◆ **WHAT IS REQUIRED**:
Copy every line of the data that contains the string "Chain".
-*-
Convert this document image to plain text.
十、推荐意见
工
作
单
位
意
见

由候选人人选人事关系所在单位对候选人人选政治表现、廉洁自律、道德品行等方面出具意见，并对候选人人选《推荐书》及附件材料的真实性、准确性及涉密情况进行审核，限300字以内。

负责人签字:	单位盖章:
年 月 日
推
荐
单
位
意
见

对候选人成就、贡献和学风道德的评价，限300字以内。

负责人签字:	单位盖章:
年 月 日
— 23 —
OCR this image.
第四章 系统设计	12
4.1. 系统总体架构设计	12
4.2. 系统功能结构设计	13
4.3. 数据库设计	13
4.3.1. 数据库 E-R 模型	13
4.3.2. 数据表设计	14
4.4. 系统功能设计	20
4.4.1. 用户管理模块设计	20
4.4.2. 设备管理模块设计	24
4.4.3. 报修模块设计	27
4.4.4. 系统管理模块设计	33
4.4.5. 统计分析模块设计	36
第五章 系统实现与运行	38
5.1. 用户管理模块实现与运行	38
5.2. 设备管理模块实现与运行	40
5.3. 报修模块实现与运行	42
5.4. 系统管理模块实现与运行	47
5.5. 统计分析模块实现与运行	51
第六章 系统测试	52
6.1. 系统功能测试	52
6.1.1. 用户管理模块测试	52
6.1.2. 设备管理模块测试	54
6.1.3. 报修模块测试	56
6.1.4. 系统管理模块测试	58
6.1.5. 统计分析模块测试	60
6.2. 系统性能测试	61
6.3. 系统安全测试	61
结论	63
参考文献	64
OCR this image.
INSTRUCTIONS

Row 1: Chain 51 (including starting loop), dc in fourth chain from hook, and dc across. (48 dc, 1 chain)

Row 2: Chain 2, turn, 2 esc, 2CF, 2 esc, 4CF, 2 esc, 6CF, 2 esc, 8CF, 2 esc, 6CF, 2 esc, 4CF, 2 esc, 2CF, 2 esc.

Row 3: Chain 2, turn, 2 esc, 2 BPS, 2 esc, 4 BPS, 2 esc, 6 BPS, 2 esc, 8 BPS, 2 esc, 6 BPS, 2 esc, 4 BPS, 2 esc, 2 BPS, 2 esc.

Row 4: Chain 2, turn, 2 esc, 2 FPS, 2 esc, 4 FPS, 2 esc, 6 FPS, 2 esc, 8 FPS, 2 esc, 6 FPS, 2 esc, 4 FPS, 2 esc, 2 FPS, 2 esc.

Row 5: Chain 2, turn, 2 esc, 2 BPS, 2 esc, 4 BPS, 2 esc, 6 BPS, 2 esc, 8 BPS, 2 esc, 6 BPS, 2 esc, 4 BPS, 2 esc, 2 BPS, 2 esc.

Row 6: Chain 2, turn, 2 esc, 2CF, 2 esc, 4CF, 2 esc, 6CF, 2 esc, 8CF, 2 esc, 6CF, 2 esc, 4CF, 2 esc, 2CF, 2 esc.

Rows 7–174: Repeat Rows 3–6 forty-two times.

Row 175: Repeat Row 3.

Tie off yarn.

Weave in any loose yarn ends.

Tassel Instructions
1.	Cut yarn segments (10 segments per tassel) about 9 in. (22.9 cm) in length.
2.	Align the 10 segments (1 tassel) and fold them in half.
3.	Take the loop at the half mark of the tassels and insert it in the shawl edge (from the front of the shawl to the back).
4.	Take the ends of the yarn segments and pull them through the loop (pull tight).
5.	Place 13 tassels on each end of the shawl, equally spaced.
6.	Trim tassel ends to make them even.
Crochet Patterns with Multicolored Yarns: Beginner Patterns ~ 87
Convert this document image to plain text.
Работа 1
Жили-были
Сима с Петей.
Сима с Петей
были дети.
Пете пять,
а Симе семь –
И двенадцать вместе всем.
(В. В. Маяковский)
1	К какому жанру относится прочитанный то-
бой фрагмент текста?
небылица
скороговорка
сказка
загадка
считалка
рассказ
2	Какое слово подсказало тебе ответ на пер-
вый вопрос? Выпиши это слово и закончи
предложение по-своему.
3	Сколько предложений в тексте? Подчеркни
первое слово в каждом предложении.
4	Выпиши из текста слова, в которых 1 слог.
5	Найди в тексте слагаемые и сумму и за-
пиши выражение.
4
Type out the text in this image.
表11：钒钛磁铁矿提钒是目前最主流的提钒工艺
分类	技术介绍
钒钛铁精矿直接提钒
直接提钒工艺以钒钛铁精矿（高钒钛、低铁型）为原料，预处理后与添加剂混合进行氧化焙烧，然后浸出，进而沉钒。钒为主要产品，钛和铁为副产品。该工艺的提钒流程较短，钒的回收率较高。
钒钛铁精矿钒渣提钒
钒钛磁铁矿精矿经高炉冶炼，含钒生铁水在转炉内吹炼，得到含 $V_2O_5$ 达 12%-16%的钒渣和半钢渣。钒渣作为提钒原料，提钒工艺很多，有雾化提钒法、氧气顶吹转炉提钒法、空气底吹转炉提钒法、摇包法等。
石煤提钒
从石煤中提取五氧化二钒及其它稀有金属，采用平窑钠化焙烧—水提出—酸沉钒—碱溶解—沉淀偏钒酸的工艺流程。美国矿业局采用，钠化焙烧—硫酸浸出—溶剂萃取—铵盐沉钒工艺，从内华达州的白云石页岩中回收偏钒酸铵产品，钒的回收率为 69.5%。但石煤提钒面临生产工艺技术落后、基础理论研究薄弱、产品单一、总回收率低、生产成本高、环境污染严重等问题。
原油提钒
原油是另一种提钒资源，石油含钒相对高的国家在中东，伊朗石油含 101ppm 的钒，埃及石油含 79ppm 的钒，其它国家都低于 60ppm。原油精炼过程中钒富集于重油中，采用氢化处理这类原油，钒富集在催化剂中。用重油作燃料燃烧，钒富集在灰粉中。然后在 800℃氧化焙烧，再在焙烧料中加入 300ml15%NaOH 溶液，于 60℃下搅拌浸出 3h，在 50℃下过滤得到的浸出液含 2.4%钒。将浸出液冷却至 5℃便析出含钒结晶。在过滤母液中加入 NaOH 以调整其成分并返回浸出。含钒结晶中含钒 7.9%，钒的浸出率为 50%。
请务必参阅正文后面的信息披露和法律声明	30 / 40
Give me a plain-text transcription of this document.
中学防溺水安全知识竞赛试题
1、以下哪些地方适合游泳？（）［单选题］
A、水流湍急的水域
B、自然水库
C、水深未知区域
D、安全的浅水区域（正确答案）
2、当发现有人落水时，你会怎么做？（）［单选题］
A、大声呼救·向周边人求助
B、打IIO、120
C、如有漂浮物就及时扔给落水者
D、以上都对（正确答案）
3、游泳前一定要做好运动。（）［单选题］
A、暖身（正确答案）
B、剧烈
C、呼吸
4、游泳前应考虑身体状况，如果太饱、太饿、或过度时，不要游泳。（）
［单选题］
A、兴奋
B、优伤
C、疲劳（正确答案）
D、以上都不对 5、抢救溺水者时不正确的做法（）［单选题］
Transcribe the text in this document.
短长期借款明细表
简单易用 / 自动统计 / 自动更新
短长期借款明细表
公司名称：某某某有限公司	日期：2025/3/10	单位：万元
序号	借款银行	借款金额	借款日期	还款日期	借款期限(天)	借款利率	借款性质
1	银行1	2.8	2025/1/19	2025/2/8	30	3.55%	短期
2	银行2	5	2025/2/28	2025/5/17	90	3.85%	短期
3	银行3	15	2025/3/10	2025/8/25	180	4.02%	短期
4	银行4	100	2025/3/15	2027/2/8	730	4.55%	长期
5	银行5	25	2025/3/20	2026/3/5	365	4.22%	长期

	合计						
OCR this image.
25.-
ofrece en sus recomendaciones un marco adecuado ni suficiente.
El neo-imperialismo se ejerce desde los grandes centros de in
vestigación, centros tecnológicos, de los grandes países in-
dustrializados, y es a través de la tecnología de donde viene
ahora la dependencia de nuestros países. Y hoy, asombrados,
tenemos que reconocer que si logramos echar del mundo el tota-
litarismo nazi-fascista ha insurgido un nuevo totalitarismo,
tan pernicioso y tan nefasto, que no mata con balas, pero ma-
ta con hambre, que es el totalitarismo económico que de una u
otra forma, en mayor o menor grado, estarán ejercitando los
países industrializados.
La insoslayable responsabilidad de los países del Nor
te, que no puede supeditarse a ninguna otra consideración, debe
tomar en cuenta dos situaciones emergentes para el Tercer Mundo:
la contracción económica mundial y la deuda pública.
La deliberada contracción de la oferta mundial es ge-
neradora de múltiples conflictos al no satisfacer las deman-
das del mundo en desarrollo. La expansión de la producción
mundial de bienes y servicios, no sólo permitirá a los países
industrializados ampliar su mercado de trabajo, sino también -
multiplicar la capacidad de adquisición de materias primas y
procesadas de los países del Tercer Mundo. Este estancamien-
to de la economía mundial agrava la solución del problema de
-*-
◆ **CORRECT OUTPUT**:
Row 1: Chain 51 (including starting loop), dc in fourth chain from hook, and dc across. (48 dc, 1 chain)
Row 2: Chain 2, turn, 2 esc, 2CF, 2 esc, 4CF, 2 esc, 6CF, 2 esc, 8CF, 2 esc, 6CF, 2 esc, 4CF, 2 esc, 2CF, 2 esc.
Row 3: Chain 2, turn, 2 esc, 2 BPS, 2 esc, 4 BPS, 2 esc, 6 BPS, 2 esc, 8 BPS, 2 esc, 6 BPS, 2 esc, 4 BPS, 2 esc, 2 BPS, 2 esc.
Row 4: Chain 2, turn, 2 esc, 2 FPS, 2 esc, 4 FPS, 2 esc, 6 FPS, 2 esc, 8 FPS, 2 esc, 6 FPS, 2 esc, 4 FPS, 2 esc, 2 FPS, 2 esc.
Row 5: Chain 2, turn, 2 esc, 2 BPS, 2 esc, 4 BPS, 2 esc, 6 BPS, 2 esc, 8 BPS, 2 esc, 6 BPS, 2 esc, 4 BPS, 2 esc, 2 BPS, 2 esc.
Row 6: Chain 2, turn, 2 esc, 2CF, 2 esc, 4CF, 2 esc, 6CF, 2 esc, 8CF, 2 esc, 6CF, 2 esc, 4CF, 2 esc, 2CF, 2 esc.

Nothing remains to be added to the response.